-- Begin --

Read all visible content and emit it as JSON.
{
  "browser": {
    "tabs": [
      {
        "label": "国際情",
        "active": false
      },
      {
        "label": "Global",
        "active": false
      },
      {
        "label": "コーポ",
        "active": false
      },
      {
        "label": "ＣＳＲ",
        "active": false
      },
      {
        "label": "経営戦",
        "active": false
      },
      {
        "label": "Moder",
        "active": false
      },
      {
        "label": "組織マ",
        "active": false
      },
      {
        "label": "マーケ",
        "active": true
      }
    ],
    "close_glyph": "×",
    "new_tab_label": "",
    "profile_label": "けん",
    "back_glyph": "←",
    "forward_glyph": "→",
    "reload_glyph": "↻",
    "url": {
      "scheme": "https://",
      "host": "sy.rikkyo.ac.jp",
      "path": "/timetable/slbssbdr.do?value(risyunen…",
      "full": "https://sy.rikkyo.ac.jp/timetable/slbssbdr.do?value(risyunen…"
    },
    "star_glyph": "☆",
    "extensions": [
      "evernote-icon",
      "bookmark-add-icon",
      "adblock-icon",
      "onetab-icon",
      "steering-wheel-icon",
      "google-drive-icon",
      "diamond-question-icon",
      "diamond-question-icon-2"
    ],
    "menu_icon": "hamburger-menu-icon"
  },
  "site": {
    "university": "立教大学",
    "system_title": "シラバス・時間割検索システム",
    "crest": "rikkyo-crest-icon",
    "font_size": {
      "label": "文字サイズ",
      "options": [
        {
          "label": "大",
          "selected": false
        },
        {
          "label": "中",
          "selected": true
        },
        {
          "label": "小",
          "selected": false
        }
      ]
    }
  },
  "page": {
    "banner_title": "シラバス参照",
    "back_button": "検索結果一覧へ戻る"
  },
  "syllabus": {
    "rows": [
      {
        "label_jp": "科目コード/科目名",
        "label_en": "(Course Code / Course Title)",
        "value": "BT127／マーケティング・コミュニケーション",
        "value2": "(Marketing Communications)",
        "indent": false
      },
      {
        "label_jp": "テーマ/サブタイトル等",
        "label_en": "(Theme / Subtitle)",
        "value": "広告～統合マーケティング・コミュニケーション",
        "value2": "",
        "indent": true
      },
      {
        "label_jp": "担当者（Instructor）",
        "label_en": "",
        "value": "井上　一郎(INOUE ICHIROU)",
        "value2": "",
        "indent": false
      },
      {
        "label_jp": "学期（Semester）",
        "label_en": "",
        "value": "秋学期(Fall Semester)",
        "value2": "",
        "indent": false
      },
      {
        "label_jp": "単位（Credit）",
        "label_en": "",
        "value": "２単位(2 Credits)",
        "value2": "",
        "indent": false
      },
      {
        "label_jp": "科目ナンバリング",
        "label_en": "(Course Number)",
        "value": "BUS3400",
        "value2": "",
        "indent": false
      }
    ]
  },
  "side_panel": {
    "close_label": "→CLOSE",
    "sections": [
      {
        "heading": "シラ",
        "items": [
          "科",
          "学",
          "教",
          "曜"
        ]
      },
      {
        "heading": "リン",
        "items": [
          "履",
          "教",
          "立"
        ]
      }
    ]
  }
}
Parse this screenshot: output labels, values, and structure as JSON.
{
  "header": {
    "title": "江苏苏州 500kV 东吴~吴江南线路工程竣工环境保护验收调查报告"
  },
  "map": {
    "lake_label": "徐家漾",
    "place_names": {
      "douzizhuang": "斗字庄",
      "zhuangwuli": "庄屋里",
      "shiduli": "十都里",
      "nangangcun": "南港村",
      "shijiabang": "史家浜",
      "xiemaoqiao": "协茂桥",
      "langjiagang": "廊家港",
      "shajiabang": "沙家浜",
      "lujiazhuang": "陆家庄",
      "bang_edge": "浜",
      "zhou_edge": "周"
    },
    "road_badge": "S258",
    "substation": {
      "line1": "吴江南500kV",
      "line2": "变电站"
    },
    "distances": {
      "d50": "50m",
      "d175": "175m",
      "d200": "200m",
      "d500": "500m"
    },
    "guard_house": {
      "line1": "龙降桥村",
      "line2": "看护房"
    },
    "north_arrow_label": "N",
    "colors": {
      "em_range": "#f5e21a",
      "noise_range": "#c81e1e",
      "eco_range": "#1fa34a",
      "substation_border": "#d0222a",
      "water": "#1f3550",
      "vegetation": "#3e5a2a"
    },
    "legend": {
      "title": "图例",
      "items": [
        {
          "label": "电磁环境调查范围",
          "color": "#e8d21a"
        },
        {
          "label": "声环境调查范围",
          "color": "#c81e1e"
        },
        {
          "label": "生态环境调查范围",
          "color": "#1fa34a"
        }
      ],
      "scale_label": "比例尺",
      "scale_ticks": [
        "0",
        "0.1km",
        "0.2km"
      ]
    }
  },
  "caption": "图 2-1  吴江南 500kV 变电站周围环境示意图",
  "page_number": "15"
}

-- End --

Given request. Repeat every entry word for word.

The result.
Read all visible content and emit it as JSON.
{
  "browser": {
    "tabs": [
      {
        "label": "国際情",
        "active": false
      },
      {
        "label": "Global",
        "active": false
      },
      {
        "label": "コーポ",
        "active": false
      },
      {
        "label": "ＣＳＲ",
        "active": false
      },
      {
        "label": "経営戦",
        "active": false
      },
      {
        "label": "Moder",
        "active": false
      },
      {
        "label": "組織マ",
        "active": false
      },
      {
        "label": "マーケ",
        "active": true
      }
    ],
    "close_glyph": "×",
    "new_tab_label": "",
    "profile_label": "けん",
    "back_glyph": "←",
    "forward_glyph": "→",
    "reload_glyph": "↻",
    "url": {
      "scheme": "https://",
      "host": "sy.rikkyo.ac.jp",
      "path": "/timetable/slbssbdr.do?value(risyunen…",
      "full": "https://sy.rikkyo.ac.jp/timetable/slbssbdr.do?value(risyunen…"
    },
    "star_glyph": "☆",
    "extensions": [
      "evernote-icon",
      "bookmark-add-icon",
      "adblock-icon",
      "onetab-icon",
      "steering-wheel-icon",
      "google-drive-icon",
      "diamond-question-icon",
      "diamond-question-icon-2"
    ],
    "menu_icon": "hamburger-menu-icon"
  },
  "site": {
    "university": "立教大学",
    "system_title": "シラバス・時間割検索システム",
    "crest": "rikkyo-crest-icon",
    "font_size": {
      "label": "文字サイズ",
      "options": [
        {
          "label": "大",
          "selected": false
        },
        {
          "label": "中",
          "selected": true
        },
        {
          "label": "小",
          "selected": false
        }
      ]
    }
  },
  "page": {
    "banner_title": "シラバス参照",
    "back_button": "検索結果一覧へ戻る"
  },
  "syllabus": {
    "rows": [
      {
        "label_jp": "科目コード/科目名",
        "label_en": "(Course Code / Course Title)",
        "value": "BT127／マーケティング・コミュニケーション",
        "value2": "(Marketing Communications)",
        "indent": false
      },
      {
        "label_jp": "テーマ/サブタイトル等",
        "label_en": "(Theme / Subtitle)",
        "value": "広告～統合マーケティング・コミュニケーション",
        "value2": "",
        "indent": true
      },
      {
        "label_jp": "担当者（Instructor）",
        "label_en": "",
        "value": "井上　一郎(INOUE ICHIROU)",
        "value2": "",
        "indent": false
      },
      {
        "label_jp": "学期（Semester）",
        "label_en": "",
        "value": "秋学期(Fall Semester)",
        "value2": "",
        "indent": false
      },
      {
        "label_jp": "単位（Credit）",
        "label_en": "",
        "value": "２単位(2 Credits)",
        "value2": "",
        "indent": false
      },
      {
        "label_jp": "科目ナンバリング",
        "label_en": "(Course Number)",
        "value": "BUS3400",
        "value2": "",
        "indent": false
      }
    ]
  },
  "side_panel": {
    "close_label": "→CLOSE",
    "sections": [
      {
        "heading": "シラ",
        "items": [
          "科",
          "学",
          "教",
          "曜"
        ]
      },
      {
        "heading": "リン",
        "items": [
          "履",
          "教",
          "立"
        ]
      }
    ]
  }
}
Parse this screenshot: output labels, values, and structure as JSON.
{
  "header": {
    "title": "江苏苏州 500kV 东吴~吴江南线路工程竣工环境保护验收调查报告"
  },
  "map": {
    "lake_label": "徐家漾",
    "place_names": {
      "douzizhuang": "斗字庄",
      "zhuangwuli": "庄屋里",
      "shiduli": "十都里",
      "nangangcun": "南港村",
      "shijiabang": "史家浜",
      "xiemaoqiao": "协茂桥",
      "langjiagang": "廊家港",
      "shajiabang": "沙家浜",
      "lujiazhuang": "陆家庄",
      "bang_edge": "浜",
      "zhou_edge": "周"
    },
    "road_badge": "S258",
    "substation": {
      "line1": "吴江南500kV",
      "line2": "变电站"
    },
    "distances": {
      "d50": "50m",
      "d175": "175m",
      "d200": "200m",
      "d500": "500m"
    },
    "guard_house": {
      "line1": "龙降桥村",
      "line2": "看护房"
    },
    "north_arrow_label": "N",
    "colors": {
      "em_range": "#f5e21a",
      "noise_range": "#c81e1e",
      "eco_range": "#1fa34a",
      "substation_border": "#d0222a",
      "water": "#1f3550",
      "vegetation": "#3e5a2a"
    },
    "legend": {
      "title": "图例",
      "items": [
        {
          "label": "电磁环境调查范围",
          "color": "#e8d21a"
        },
        {
          "label": "声环境调查范围",
          "color": "#c81e1e"
        },
        {
          "label": "生态环境调查范围",
          "color": "#1fa34a"
        }
      ],
      "scale_label": "比例尺",
      "scale_ticks": [
        "0",
        "0.1km",
        "0.2km"
      ]
    }
  },
  "caption": "图 2-1  吴江南 500kV 变电站周围环境示意图",
  "page_number": "15"
}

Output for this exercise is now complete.